One of the subtle ways in which we can be deceived is when we have been raised in a genuine Christian home environment and then assume that we are Christians because we have an intellectual acceptance of Christ and the Christian faith. Genuine faith is internalized and is the motivating principle and passion of our lives. It is what Jesus told Nicodemus, a religious leader in his day, that his need was to have a ‘spiritual birth.’ The theological concept is to be ‘regenerated’, or made alive spiritually. This is where God’s Spirit enters our lives and brings healing, hope, and meaning into our lives.

How do we know that we are ‘born of God’? Jesus becomes first in our lives. We now are concerned about pleasing Him and have a desire for the things of God.

It is a wonderful gift to grow up in a godly home, where Christ is revealed through the life of a godly parent or parents. However, godly people do not always produce godly children. Christian faith must be embraced by each person. Over the years one of the great illustrations of a godly home was that of Jonathan and Sarah Edwards whose many descendants followed their faith steps, but unfortunately, not all. Aaron Burr, was one of their grandsons, who had an infamous history. Though Burr became one of the founding fathers of the U.S. and eventually became the third Vice-President of the U.S. and served under Thomas Jefferson during Jefferson’s first term of office, he is infamously noted for two things that reveal his ungodly character. He was the individual who killed Alexander Hamilton, the first secretary treasurer of the U.S. in a duel.

Dueling had been outlawed in 1804, so Burr fled the arrest warrant and sought an alliance with a military friend, James Wilkinson, who was then governor of Louisiana. Wilkinson was secretly in the pay of Spain. Expecting war to break out between the U.S. and Spain, Burr and Wilkinson planned an invasion of Mexico to establish an independent government there. They were also discussing a way to create a new nation by having some of the territories in the western U.S. become a separate nation. Wilkinson was concerned about being caught and so revealed to President Jefferson this plan. Burr was charged with treason, captured, and tried, but was acquitted on a technicality. Still under suspicion, Burr went to Europe where he tried in vain to persuade Napoleon to invade Florida. He remained in Europe for four years, where he lived in a state of constant financial indebtedness. He returned to New York in 1812 to practice law, and years later married a wealthy widow, in which he squandered her wealth within a year. She filed for divorce on the grounds of adultery, and was granted her petition of divorce on the day of Burr’s death. Aaron Burr’s life began with all the advantage of a gospel home but he ended his life in shame, driven by selfish desires that brought great heartache to himself and others.

::::

YOUR GOAL:
Repeat the piece on faith and Aaron Burr from the part that opens with "It is a wonderful" and closes with "U.S. in a duel.", swapping "godly home" for "Christian household".

Stored items from a collection

::::

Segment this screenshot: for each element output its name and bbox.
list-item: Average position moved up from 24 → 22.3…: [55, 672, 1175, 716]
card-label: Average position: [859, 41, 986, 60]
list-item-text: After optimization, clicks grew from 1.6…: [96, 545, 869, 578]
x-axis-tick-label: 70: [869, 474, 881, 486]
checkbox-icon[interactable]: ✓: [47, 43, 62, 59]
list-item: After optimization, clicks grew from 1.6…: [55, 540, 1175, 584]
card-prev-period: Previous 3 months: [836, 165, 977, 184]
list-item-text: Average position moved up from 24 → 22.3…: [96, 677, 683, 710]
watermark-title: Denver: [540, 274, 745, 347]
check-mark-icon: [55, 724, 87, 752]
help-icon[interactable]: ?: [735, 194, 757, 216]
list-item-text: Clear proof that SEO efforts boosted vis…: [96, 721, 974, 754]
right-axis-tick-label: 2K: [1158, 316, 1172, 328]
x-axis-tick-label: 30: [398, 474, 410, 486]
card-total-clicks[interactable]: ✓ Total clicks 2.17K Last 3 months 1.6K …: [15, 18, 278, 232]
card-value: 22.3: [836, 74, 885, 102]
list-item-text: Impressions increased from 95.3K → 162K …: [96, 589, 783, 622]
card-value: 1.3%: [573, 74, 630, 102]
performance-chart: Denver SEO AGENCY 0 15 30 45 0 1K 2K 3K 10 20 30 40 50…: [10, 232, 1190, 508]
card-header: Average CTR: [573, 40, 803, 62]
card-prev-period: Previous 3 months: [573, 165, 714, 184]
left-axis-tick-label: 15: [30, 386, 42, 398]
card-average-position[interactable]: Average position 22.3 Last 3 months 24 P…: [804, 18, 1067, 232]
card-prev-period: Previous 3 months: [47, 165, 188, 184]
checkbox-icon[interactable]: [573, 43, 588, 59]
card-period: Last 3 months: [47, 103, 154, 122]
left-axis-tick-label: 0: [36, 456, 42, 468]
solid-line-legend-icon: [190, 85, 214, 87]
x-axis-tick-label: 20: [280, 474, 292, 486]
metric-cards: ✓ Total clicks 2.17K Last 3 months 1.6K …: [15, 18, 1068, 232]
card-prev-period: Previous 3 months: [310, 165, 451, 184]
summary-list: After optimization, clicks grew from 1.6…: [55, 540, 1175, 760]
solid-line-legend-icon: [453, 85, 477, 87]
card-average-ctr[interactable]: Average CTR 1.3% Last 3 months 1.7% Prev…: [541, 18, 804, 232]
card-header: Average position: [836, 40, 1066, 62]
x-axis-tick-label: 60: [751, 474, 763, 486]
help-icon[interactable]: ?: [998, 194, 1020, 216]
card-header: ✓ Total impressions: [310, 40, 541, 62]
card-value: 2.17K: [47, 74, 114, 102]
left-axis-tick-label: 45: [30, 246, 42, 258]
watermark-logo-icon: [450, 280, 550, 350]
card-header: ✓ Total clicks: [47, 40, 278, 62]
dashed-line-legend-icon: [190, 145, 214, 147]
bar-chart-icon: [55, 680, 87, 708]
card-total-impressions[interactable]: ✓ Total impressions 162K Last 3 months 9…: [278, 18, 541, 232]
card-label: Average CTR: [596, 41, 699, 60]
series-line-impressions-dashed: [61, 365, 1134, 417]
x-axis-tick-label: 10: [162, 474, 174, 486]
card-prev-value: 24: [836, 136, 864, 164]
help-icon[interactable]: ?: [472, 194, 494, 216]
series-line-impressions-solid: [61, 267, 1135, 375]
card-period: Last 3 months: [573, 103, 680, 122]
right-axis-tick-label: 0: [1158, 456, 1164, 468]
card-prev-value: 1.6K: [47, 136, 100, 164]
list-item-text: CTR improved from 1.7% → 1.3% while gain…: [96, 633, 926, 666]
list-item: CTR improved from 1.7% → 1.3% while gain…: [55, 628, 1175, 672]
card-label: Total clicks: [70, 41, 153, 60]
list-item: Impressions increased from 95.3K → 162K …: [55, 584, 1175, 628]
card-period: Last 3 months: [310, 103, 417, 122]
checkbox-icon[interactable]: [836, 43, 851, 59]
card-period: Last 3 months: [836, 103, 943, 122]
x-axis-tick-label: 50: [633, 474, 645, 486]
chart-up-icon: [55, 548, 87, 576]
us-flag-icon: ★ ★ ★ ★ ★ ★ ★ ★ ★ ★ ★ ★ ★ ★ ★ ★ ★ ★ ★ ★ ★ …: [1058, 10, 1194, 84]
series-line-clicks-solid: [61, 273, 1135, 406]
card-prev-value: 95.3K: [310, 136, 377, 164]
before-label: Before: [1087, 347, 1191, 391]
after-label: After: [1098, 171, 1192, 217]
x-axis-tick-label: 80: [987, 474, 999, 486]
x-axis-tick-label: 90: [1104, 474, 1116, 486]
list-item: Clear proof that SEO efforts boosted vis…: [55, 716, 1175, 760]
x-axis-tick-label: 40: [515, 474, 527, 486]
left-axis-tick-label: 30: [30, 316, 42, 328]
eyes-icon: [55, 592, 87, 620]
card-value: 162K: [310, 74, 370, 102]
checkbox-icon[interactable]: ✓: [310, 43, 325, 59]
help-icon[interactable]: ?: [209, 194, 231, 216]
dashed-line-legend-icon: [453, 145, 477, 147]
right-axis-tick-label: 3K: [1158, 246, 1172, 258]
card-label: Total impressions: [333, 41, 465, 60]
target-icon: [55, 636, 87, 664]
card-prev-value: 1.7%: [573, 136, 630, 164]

::::

EXPECTED ANSWER:
It is a wonderful gift to grow up in a Christian household, where Christ is revealed through the life of a godly parent or parents. However, godly people do not always produce godly children. Christian faith must be embraced by each person. Over the years one of the great illustrations of a Christian household was that of Jonathan and Sarah Edwards whose many descendants followed their faith steps, but unfortunately, not all. Aaron Burr, was one of their grandsons, who had an infamous history. Though Burr became one of the founding fathers of the U.S. and eventually became the third Vice-President of the U.S. and served under Thomas Jefferson during Jefferson’s first term of office, he is infamously noted for two things that reveal his ungodly character. He was the individual who killed Alexander Hamilton, the first secretary treasurer of the U.S. in a duel.